THE TASK: Pictures aside, quote the whole listing exactly.

— begin DATA TO PROCESS —

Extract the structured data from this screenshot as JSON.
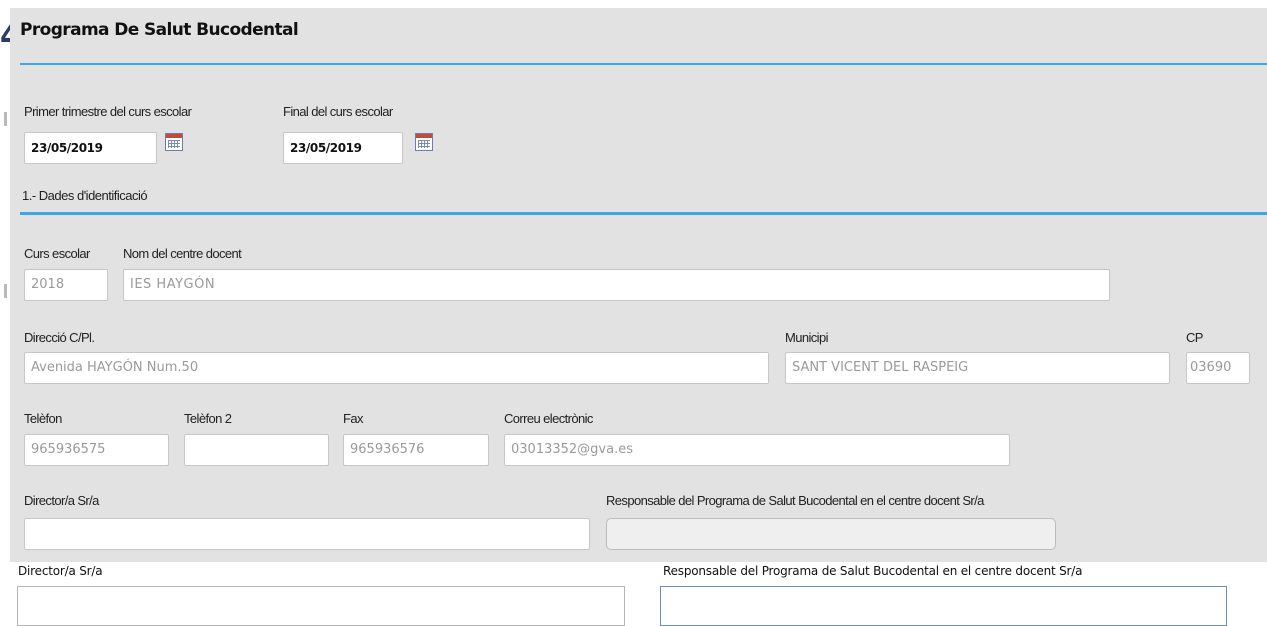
{
  "app": {
    "title": "Programa De Salut Bucodental"
  },
  "dates": {
    "primer_trimestre": {
      "label": "Primer trimestre del curs escolar",
      "value": "23/05/2019"
    },
    "final_curs": {
      "label": "Final del curs escolar",
      "value": "23/05/2019"
    }
  },
  "section1": {
    "title": "1.- Dades d'identificació"
  },
  "fields": {
    "curs_escolar": {
      "label": "Curs escolar",
      "value": "2018"
    },
    "nom_centre": {
      "label": "Nom del centre docent",
      "value": "IES HAYGÓN"
    },
    "direccio": {
      "label": "Direcció C/Pl.",
      "value": "Avenida HAYGÓN Num.50"
    },
    "municipi": {
      "label": "Municipi",
      "value": "SANT VICENT DEL RASPEIG"
    },
    "cp": {
      "label": "CP",
      "value": "03690"
    },
    "telefon": {
      "label": "Telèfon",
      "value": "965936575"
    },
    "telefon2": {
      "label": "Telèfon 2",
      "value": ""
    },
    "fax": {
      "label": "Fax",
      "value": "965936576"
    },
    "correu": {
      "label": "Correu electrònic",
      "value": "03013352@gva.es"
    },
    "director": {
      "label": "Director/a Sr/a",
      "value": ""
    },
    "responsable": {
      "label": "Responsable del Programa de Salut Bucodental en el centre docent Sr/a",
      "value": ""
    }
  },
  "underlay": {
    "director_label": "Director/a Sr/a",
    "responsable_label": "Responsable del Programa de Salut Bucodental en el centre docent Sr/a"
  },
  "icons": {
    "calendar": "calendar-icon"
  },
  "colors": {
    "accent_rule": "#3ea6e8",
    "panel_bg": "#e2e2e2"
  }
}
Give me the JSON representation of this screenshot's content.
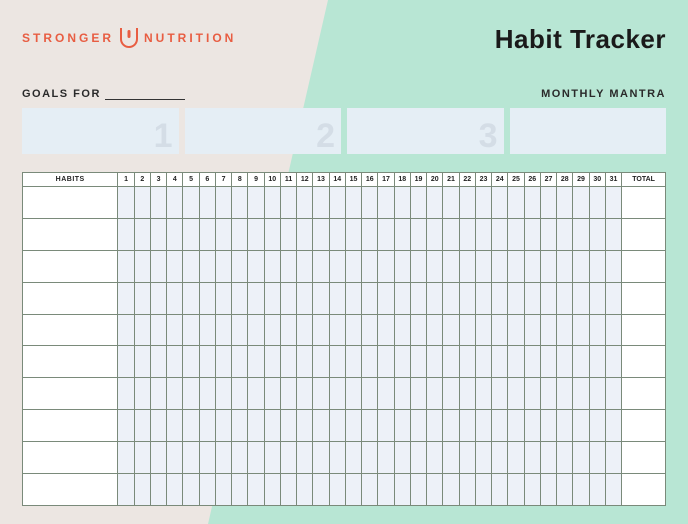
{
  "brand": {
    "left": "STRONGER",
    "right": "NUTRITION"
  },
  "title": "Habit Tracker",
  "goals_label": "GOALS FOR",
  "mantra_label": "MONTHLY MANTRA",
  "goal_boxes": [
    "1",
    "2",
    "3",
    ""
  ],
  "table": {
    "habits_header": "HABITS",
    "total_header": "TOTAL",
    "days": [
      "1",
      "2",
      "3",
      "4",
      "5",
      "6",
      "7",
      "8",
      "9",
      "10",
      "11",
      "12",
      "13",
      "14",
      "15",
      "16",
      "17",
      "18",
      "19",
      "20",
      "21",
      "22",
      "23",
      "24",
      "25",
      "26",
      "27",
      "28",
      "29",
      "30",
      "31"
    ],
    "rows": [
      "",
      "",
      "",
      "",
      "",
      "",
      "",
      "",
      "",
      ""
    ]
  }
}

— end DATA TO PROCESS —

EXERCISE RESULT:
Extract the structured data from this screenshot as JSON.
{
  "app": {
    "title": "Programa De Salut Bucodental"
  },
  "dates": {
    "primer_trimestre": {
      "label": "Primer trimestre del curs escolar",
      "value": "23/05/2019"
    },
    "final_curs": {
      "label": "Final del curs escolar",
      "value": "23/05/2019"
    }
  },
  "section1": {
    "title": "1.- Dades d'identificació"
  },
  "fields": {
    "curs_escolar": {
      "label": "Curs escolar",
      "value": "2018"
    },
    "nom_centre": {
      "label": "Nom del centre docent",
      "value": "IES HAYGÓN"
    },
    "direccio": {
      "label": "Direcció C/Pl.",
      "value": "Avenida HAYGÓN Num.50"
    },
    "municipi": {
      "label": "Municipi",
      "value": "SANT VICENT DEL RASPEIG"
    },
    "cp": {
      "label": "CP",
      "value": "03690"
    },
    "telefon": {
      "label": "Telèfon",
      "value": "965936575"
    },
    "telefon2": {
      "label": "Telèfon 2",
      "value": ""
    },
    "fax": {
      "label": "Fax",
      "value": "965936576"
    },
    "correu": {
      "label": "Correu electrònic",
      "value": "03013352@gva.es"
    },
    "director": {
      "label": "Director/a Sr/a",
      "value": ""
    },
    "responsable": {
      "label": "Responsable del Programa de Salut Bucodental en el centre docent Sr/a",
      "value": ""
    }
  },
  "underlay": {
    "director_label": "Director/a Sr/a",
    "responsable_label": "Responsable del Programa de Salut Bucodental en el centre docent Sr/a"
  },
  "icons": {
    "calendar": "calendar-icon"
  },
  "colors": {
    "accent_rule": "#3ea6e8",
    "panel_bg": "#e2e2e2"
  }
}
Give me the JSON representation of this screenshot's content.
{
  "brand": {
    "left": "STRONGER",
    "right": "NUTRITION"
  },
  "title": "Habit Tracker",
  "goals_label": "GOALS FOR",
  "mantra_label": "MONTHLY MANTRA",
  "goal_boxes": [
    "1",
    "2",
    "3",
    ""
  ],
  "table": {
    "habits_header": "HABITS",
    "total_header": "TOTAL",
    "days": [
      "1",
      "2",
      "3",
      "4",
      "5",
      "6",
      "7",
      "8",
      "9",
      "10",
      "11",
      "12",
      "13",
      "14",
      "15",
      "16",
      "17",
      "18",
      "19",
      "20",
      "21",
      "22",
      "23",
      "24",
      "25",
      "26",
      "27",
      "28",
      "29",
      "30",
      "31"
    ],
    "rows": [
      "",
      "",
      "",
      "",
      "",
      "",
      "",
      "",
      "",
      ""
    ]
  }
}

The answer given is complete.